**Problem to work on:** Tally up the lines that include "facultas" and state that number by itself.

(Data entries)
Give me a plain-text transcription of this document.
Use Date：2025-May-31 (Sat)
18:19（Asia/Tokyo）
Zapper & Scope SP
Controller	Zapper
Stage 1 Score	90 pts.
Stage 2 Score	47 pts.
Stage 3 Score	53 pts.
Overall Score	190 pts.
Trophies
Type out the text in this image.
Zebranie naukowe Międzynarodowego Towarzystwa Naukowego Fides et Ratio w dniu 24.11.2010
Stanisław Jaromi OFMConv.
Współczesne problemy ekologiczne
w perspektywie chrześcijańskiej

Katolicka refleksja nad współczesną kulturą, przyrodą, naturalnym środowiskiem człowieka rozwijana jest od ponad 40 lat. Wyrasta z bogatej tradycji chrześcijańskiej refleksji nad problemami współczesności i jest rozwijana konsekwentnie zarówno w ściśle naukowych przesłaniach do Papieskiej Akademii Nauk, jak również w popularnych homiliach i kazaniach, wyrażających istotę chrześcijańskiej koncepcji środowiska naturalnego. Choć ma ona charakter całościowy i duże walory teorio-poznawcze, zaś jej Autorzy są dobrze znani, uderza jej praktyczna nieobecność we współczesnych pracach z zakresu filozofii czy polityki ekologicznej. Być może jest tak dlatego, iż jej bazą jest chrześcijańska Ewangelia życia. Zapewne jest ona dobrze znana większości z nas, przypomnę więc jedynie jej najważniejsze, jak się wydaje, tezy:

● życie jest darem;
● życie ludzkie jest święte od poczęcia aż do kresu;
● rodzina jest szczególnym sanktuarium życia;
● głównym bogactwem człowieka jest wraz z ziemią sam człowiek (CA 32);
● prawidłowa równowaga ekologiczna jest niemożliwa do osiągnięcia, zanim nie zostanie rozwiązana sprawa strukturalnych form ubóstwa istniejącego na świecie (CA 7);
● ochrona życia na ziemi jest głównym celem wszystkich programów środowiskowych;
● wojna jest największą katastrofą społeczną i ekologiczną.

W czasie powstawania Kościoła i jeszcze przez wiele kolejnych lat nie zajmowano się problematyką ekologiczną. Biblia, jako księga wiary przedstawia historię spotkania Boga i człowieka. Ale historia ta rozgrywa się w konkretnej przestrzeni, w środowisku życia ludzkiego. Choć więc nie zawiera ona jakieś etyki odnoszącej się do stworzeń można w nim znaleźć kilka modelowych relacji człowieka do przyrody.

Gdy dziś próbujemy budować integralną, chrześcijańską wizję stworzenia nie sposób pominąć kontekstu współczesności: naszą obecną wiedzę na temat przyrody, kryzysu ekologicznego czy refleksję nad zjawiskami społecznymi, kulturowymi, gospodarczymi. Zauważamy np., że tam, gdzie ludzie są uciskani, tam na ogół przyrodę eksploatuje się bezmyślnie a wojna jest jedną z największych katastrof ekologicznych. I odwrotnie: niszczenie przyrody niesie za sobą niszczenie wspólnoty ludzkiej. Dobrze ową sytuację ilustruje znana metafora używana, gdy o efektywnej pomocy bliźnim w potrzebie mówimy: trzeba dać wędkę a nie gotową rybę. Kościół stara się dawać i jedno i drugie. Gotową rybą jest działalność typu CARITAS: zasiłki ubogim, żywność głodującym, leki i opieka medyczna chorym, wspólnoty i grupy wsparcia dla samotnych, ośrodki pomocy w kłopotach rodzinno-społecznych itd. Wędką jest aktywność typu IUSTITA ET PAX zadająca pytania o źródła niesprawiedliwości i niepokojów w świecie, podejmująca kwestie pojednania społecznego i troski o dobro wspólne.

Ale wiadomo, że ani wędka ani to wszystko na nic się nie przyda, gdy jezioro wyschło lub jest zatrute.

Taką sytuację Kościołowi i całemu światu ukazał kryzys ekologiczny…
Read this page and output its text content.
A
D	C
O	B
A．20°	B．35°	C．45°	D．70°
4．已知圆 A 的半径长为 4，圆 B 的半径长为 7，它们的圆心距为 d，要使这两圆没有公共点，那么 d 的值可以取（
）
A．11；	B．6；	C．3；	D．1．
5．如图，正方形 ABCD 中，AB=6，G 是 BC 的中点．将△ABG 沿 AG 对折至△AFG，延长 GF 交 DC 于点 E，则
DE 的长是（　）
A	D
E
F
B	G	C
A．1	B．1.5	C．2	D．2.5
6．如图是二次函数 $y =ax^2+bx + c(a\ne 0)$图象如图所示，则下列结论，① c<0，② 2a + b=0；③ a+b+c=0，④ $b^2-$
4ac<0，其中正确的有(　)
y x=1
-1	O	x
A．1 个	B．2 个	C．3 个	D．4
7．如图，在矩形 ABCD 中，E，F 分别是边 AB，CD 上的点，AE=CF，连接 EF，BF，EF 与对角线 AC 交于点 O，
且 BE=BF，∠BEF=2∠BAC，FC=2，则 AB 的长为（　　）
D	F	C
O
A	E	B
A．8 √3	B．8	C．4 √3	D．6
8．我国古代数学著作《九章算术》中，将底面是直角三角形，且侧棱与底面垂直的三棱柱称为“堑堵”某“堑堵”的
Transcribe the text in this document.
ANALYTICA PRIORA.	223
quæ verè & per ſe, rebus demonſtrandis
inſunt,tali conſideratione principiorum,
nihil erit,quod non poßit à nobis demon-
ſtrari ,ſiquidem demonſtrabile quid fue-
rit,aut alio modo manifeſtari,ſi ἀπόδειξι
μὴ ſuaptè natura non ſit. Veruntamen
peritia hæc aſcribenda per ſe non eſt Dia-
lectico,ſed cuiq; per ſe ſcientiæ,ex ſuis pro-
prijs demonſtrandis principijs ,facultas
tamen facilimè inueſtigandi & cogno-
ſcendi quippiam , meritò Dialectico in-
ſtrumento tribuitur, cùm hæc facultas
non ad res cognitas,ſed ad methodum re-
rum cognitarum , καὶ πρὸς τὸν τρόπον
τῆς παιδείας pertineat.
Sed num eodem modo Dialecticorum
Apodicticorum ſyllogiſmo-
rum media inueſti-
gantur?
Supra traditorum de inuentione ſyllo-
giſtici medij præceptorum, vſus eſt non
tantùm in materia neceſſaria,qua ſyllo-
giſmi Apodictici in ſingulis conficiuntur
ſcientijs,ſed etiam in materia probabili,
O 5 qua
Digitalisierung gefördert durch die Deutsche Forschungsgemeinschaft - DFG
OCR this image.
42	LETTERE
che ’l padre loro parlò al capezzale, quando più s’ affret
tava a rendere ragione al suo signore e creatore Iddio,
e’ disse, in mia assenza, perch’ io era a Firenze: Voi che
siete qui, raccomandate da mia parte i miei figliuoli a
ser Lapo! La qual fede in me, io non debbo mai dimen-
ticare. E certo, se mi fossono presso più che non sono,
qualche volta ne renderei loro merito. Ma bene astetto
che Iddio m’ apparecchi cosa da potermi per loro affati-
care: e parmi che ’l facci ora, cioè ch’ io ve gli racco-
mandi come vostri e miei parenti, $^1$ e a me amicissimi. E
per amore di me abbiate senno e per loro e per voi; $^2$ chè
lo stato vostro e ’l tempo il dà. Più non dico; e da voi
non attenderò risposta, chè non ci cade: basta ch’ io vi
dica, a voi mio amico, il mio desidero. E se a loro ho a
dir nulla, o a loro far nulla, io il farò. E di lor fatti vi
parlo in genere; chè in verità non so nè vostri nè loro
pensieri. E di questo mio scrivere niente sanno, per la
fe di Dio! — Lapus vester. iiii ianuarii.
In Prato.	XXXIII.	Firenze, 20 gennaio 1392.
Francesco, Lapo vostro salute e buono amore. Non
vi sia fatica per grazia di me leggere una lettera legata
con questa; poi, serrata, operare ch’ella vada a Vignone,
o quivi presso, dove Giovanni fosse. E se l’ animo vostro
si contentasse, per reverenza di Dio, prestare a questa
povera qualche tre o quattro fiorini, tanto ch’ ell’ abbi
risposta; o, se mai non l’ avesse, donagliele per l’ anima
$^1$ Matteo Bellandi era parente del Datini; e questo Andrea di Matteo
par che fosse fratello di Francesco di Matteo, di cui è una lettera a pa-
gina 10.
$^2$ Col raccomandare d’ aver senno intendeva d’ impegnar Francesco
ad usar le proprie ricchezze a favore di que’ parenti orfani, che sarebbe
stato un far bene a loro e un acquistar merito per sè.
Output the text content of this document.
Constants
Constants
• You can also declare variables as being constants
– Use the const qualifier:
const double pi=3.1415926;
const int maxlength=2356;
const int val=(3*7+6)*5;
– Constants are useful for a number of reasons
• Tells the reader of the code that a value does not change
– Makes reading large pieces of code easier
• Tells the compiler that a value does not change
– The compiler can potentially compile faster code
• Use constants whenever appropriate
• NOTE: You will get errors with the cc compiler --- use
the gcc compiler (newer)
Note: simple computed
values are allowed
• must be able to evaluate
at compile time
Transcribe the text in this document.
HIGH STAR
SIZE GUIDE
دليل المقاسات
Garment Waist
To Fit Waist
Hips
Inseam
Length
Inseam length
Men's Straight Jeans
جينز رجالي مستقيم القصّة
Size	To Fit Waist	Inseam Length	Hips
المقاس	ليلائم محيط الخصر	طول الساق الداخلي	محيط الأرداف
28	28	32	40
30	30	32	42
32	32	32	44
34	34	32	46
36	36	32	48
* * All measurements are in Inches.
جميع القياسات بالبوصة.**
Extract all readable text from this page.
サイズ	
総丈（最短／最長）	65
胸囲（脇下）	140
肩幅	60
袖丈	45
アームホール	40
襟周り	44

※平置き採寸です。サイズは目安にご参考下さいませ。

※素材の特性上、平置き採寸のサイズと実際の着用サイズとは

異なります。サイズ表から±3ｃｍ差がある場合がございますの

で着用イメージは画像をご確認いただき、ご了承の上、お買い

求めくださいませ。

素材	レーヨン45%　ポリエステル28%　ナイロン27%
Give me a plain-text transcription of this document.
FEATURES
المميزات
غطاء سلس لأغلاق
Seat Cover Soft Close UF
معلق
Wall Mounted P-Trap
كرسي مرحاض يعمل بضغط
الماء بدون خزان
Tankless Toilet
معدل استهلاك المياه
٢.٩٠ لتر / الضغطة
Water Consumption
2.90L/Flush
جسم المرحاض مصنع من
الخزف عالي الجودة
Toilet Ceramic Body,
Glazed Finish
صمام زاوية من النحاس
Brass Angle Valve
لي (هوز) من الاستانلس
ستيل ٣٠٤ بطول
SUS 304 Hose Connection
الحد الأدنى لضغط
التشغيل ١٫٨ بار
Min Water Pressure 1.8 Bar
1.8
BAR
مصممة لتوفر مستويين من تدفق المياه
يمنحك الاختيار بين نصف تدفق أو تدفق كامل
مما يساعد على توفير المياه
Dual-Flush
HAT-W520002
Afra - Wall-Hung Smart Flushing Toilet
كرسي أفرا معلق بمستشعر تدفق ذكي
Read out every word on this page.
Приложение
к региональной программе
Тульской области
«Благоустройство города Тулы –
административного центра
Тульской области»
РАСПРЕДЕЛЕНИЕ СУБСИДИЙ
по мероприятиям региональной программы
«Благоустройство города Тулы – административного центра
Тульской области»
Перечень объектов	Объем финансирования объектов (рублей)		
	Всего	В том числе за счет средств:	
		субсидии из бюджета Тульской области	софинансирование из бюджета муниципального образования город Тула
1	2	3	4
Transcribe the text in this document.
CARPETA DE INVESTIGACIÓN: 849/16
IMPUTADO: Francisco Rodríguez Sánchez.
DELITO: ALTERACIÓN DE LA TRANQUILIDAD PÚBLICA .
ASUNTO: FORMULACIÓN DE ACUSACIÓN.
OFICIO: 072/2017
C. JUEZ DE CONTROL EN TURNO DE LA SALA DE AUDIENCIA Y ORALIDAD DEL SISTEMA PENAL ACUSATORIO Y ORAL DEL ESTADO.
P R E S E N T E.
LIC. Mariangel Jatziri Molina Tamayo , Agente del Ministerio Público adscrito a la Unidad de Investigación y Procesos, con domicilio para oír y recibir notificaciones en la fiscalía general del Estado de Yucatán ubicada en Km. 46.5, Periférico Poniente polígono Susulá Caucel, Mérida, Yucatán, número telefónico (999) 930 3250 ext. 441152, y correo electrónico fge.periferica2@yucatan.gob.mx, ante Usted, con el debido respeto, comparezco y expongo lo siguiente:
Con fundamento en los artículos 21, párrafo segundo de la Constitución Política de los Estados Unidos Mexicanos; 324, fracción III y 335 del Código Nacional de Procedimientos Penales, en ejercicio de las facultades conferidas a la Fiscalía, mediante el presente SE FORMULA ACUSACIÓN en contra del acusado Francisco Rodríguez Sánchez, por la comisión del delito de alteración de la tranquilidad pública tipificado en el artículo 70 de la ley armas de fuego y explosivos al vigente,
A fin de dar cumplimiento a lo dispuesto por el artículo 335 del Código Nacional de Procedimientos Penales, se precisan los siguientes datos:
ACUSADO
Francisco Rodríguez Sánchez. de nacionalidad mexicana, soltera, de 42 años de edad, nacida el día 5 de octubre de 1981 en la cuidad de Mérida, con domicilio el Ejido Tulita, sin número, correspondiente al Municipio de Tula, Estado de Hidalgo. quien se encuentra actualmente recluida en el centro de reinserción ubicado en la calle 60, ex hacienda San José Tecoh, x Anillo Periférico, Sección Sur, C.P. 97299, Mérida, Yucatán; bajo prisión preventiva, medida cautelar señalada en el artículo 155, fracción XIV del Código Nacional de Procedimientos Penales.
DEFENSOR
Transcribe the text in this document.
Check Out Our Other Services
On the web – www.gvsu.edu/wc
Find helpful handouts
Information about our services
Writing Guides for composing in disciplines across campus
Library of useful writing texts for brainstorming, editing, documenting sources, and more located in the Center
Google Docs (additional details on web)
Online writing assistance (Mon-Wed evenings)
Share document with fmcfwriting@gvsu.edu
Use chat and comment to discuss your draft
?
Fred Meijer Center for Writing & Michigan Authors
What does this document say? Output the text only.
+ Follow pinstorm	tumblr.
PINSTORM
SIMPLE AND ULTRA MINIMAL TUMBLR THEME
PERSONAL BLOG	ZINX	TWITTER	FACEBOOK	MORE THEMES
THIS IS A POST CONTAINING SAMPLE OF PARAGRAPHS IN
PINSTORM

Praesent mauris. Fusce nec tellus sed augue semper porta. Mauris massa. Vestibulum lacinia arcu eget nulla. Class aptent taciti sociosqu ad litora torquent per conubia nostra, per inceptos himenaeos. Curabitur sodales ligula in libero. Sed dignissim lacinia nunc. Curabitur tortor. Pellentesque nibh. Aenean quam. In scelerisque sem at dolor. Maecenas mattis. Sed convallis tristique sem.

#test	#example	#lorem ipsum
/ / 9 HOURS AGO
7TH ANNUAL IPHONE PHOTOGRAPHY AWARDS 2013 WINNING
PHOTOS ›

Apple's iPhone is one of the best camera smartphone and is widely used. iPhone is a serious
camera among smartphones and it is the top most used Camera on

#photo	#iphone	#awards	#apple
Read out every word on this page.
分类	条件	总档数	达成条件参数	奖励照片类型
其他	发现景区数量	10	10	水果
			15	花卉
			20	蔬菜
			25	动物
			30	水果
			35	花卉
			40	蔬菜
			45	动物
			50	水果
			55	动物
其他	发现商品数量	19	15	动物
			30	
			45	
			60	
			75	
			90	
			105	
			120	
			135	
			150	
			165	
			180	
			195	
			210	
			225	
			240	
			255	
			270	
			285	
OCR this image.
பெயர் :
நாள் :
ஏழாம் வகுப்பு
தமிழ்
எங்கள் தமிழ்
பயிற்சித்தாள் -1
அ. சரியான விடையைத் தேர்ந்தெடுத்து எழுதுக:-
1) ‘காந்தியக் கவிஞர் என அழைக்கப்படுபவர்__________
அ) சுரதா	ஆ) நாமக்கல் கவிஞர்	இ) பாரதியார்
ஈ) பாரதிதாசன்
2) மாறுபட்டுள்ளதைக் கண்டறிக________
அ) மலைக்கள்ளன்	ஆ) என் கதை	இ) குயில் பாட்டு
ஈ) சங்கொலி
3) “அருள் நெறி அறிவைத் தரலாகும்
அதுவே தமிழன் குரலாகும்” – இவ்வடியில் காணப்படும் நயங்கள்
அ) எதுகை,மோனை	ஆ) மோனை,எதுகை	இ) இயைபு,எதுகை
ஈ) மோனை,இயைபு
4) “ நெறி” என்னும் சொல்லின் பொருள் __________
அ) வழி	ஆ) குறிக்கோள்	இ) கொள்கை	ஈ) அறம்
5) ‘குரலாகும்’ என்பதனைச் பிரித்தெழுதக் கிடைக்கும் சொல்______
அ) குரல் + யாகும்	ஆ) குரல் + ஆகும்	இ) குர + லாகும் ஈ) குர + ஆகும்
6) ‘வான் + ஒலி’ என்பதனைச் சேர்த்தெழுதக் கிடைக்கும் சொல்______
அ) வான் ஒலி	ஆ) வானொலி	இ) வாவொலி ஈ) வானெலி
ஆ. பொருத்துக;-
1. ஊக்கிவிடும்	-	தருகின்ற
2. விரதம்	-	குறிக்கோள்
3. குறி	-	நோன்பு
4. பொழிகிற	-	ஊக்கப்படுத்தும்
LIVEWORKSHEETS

**Task answer:** 2